Filter the records below down to lines containing "nóng".
---------- GIVEN DATA ----------
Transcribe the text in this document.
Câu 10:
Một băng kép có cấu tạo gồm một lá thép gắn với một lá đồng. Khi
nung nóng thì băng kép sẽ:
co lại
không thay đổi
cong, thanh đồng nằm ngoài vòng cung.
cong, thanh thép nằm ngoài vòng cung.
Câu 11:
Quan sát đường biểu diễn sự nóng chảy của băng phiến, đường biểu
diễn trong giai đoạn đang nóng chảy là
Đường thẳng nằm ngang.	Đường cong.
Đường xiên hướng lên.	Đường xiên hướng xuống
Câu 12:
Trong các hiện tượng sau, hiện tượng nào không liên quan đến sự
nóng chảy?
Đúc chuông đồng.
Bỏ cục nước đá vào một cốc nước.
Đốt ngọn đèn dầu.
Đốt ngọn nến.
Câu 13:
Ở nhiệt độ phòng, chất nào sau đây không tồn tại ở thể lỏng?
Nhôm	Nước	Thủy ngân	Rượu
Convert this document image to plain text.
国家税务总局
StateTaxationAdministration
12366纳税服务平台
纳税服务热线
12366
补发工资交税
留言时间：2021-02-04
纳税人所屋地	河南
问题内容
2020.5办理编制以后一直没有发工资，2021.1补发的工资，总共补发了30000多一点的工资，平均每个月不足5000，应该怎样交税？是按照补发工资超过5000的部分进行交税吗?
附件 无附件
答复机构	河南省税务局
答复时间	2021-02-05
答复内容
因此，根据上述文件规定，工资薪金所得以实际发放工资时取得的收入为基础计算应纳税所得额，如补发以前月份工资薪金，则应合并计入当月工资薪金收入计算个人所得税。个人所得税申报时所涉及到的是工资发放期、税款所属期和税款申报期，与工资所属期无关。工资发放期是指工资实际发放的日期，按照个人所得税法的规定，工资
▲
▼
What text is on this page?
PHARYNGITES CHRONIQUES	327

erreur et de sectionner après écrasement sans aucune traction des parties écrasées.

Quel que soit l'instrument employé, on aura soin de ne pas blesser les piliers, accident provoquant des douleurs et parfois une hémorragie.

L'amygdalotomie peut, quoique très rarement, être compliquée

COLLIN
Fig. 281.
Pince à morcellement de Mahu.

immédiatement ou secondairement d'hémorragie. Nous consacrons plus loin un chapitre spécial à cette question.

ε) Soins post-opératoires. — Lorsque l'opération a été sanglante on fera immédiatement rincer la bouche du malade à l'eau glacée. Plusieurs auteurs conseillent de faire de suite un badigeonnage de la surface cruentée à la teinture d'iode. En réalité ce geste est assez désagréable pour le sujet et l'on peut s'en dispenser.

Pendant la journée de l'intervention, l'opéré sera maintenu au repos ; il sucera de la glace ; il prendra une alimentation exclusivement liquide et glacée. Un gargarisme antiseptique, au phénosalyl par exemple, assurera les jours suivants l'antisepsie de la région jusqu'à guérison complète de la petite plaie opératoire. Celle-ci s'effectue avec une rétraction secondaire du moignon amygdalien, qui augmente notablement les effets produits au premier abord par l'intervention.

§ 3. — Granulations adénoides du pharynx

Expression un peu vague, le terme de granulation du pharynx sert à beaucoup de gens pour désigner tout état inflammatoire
----------
EXPECTED ANSWER:
nung nóng thì băng kép sẽ:
Quan sát đường biểu diễn sự nóng chảy của băng phiến, đường biểu
diễn trong giai đoạn đang nóng chảy là
nóng chảy?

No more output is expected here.